====== DATASET ======

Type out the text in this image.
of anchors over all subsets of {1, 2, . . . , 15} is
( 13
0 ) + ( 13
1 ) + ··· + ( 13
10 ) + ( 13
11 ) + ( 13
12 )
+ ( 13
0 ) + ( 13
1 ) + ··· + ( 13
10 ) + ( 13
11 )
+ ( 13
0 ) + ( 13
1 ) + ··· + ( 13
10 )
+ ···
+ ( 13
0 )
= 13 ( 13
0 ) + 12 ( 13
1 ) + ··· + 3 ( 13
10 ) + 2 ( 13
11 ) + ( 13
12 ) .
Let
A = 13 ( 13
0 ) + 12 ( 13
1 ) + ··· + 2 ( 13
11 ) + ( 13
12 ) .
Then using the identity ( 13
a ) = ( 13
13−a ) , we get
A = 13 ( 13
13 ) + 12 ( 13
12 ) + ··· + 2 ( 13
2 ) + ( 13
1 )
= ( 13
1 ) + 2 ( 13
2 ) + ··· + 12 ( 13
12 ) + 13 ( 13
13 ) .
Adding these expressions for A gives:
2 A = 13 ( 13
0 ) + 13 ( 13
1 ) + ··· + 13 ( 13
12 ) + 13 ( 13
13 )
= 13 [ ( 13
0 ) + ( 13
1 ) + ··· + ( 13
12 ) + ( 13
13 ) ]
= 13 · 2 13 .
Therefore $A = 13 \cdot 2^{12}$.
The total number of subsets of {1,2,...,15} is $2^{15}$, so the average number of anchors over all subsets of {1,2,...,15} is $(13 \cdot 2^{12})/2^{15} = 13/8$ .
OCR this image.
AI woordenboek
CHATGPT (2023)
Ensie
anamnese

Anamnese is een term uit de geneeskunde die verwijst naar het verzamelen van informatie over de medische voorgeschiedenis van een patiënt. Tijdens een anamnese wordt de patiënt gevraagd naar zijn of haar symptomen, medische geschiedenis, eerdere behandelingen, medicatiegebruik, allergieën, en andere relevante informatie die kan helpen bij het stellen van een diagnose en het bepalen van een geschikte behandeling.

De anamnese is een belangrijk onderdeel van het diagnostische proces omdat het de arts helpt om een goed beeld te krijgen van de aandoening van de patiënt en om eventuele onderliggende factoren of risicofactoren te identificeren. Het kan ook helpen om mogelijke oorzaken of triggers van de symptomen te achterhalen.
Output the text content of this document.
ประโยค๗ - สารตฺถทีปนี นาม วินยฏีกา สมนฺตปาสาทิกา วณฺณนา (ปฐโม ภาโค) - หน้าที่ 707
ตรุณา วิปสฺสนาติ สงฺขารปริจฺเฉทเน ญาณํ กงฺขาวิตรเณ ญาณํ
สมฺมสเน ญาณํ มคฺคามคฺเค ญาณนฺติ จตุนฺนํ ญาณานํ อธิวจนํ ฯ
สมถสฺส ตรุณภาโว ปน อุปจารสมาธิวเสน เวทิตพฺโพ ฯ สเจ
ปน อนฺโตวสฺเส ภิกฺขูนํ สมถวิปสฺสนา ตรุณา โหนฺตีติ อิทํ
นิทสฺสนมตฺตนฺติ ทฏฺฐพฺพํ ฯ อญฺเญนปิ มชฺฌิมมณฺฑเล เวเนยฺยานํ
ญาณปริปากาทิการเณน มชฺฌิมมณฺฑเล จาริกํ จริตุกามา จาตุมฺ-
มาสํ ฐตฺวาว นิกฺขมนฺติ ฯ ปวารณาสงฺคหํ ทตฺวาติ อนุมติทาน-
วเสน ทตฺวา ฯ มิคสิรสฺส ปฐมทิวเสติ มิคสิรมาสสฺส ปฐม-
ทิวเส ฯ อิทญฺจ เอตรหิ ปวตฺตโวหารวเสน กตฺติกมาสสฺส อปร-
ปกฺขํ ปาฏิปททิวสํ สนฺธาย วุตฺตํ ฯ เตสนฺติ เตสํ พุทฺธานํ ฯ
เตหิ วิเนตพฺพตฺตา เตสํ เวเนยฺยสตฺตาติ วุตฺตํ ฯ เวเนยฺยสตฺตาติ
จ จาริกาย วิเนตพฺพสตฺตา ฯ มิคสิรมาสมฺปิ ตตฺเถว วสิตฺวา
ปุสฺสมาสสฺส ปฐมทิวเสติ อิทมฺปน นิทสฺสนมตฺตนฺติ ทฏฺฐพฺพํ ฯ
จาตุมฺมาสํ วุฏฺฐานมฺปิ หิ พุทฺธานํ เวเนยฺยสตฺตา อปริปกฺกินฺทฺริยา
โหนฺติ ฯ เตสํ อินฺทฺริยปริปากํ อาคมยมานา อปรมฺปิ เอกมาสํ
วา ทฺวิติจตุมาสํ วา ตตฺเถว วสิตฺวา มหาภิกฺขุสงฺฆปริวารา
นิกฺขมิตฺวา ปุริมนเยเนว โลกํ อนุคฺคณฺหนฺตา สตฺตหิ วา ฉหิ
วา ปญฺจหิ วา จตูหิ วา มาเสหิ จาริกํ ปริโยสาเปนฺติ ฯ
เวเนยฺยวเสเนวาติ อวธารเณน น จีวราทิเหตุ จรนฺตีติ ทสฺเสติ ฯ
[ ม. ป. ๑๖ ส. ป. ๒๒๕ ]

======

(TASK DETAILS):
Write out the entire listing exactly.

(EXERCISE OUTPUT):
Type out the text in this image.
of anchors over all subsets of {1, 2, . . . , 15} is
( 13
0 ) + ( 13
1 ) + ··· + ( 13
10 ) + ( 13
11 ) + ( 13
12 )
+ ( 13
0 ) + ( 13
1 ) + ··· + ( 13
10 ) + ( 13
11 )
+ ( 13
0 ) + ( 13
1 ) + ··· + ( 13
10 )
+ ···
+ ( 13
0 )
= 13 ( 13
0 ) + 12 ( 13
1 ) + ··· + 3 ( 13
10 ) + 2 ( 13
11 ) + ( 13
12 ) .
Let
A = 13 ( 13
0 ) + 12 ( 13
1 ) + ··· + 2 ( 13
11 ) + ( 13
12 ) .
Then using the identity ( 13
a ) = ( 13
13−a ) , we get
A = 13 ( 13
13 ) + 12 ( 13
12 ) + ··· + 2 ( 13
2 ) + ( 13
1 )
= ( 13
1 ) + 2 ( 13
2 ) + ··· + 12 ( 13
12 ) + 13 ( 13
13 ) .
Adding these expressions for A gives:
2 A = 13 ( 13
0 ) + 13 ( 13
1 ) + ··· + 13 ( 13
12 ) + 13 ( 13
13 )
= 13 [ ( 13
0 ) + ( 13
1 ) + ··· + ( 13
12 ) + ( 13
13 ) ]
= 13 · 2 13 .
Therefore $A = 13 \cdot 2^{12}$.
The total number of subsets of {1,2,...,15} is $2^{15}$, so the average number of anchors over all subsets of {1,2,...,15} is $(13 \cdot 2^{12})/2^{15} = 13/8$ .
OCR this image.
AI woordenboek
CHATGPT (2023)
Ensie
anamnese

Anamnese is een term uit de geneeskunde die verwijst naar het verzamelen van informatie over de medische voorgeschiedenis van een patiënt. Tijdens een anamnese wordt de patiënt gevraagd naar zijn of haar symptomen, medische geschiedenis, eerdere behandelingen, medicatiegebruik, allergieën, en andere relevante informatie die kan helpen bij het stellen van een diagnose en het bepalen van een geschikte behandeling.

De anamnese is een belangrijk onderdeel van het diagnostische proces omdat het de arts helpt om een goed beeld te krijgen van de aandoening van de patiënt en om eventuele onderliggende factoren of risicofactoren te identificeren. Het kan ook helpen om mogelijke oorzaken of triggers van de symptomen te achterhalen.
Output the text content of this document.
ประโยค๗ - สารตฺถทีปนี นาม วินยฏีกา สมนฺตปาสาทิกา วณฺณนา (ปฐโม ภาโค) - หน้าที่ 707
ตรุณา วิปสฺสนาติ สงฺขารปริจฺเฉทเน ญาณํ กงฺขาวิตรเณ ญาณํ
สมฺมสเน ญาณํ มคฺคามคฺเค ญาณนฺติ จตุนฺนํ ญาณานํ อธิวจนํ ฯ
สมถสฺส ตรุณภาโว ปน อุปจารสมาธิวเสน เวทิตพฺโพ ฯ สเจ
ปน อนฺโตวสฺเส ภิกฺขูนํ สมถวิปสฺสนา ตรุณา โหนฺตีติ อิทํ
นิทสฺสนมตฺตนฺติ ทฏฺฐพฺพํ ฯ อญฺเญนปิ มชฺฌิมมณฺฑเล เวเนยฺยานํ
ญาณปริปากาทิการเณน มชฺฌิมมณฺฑเล จาริกํ จริตุกามา จาตุมฺ-
มาสํ ฐตฺวาว นิกฺขมนฺติ ฯ ปวารณาสงฺคหํ ทตฺวาติ อนุมติทาน-
วเสน ทตฺวา ฯ มิคสิรสฺส ปฐมทิวเสติ มิคสิรมาสสฺส ปฐม-
ทิวเส ฯ อิทญฺจ เอตรหิ ปวตฺตโวหารวเสน กตฺติกมาสสฺส อปร-
ปกฺขํ ปาฏิปททิวสํ สนฺธาย วุตฺตํ ฯ เตสนฺติ เตสํ พุทฺธานํ ฯ
เตหิ วิเนตพฺพตฺตา เตสํ เวเนยฺยสตฺตาติ วุตฺตํ ฯ เวเนยฺยสตฺตาติ
จ จาริกาย วิเนตพฺพสตฺตา ฯ มิคสิรมาสมฺปิ ตตฺเถว วสิตฺวา
ปุสฺสมาสสฺส ปฐมทิวเสติ อิทมฺปน นิทสฺสนมตฺตนฺติ ทฏฺฐพฺพํ ฯ
จาตุมฺมาสํ วุฏฺฐานมฺปิ หิ พุทฺธานํ เวเนยฺยสตฺตา อปริปกฺกินฺทฺริยา
โหนฺติ ฯ เตสํ อินฺทฺริยปริปากํ อาคมยมานา อปรมฺปิ เอกมาสํ
วา ทฺวิติจตุมาสํ วา ตตฺเถว วสิตฺวา มหาภิกฺขุสงฺฆปริวารา
นิกฺขมิตฺวา ปุริมนเยเนว โลกํ อนุคฺคณฺหนฺตา สตฺตหิ วา ฉหิ
วา ปญฺจหิ วา จตูหิ วา มาเสหิ จาริกํ ปริโยสาเปนฺติ ฯ
เวเนยฺยวเสเนวาติ อวธารเณน น จีวราทิเหตุ จรนฺตีติ ทสฺเสติ ฯ
[ ม. ป. ๑๖ ส. ป. ๒๒๕ ]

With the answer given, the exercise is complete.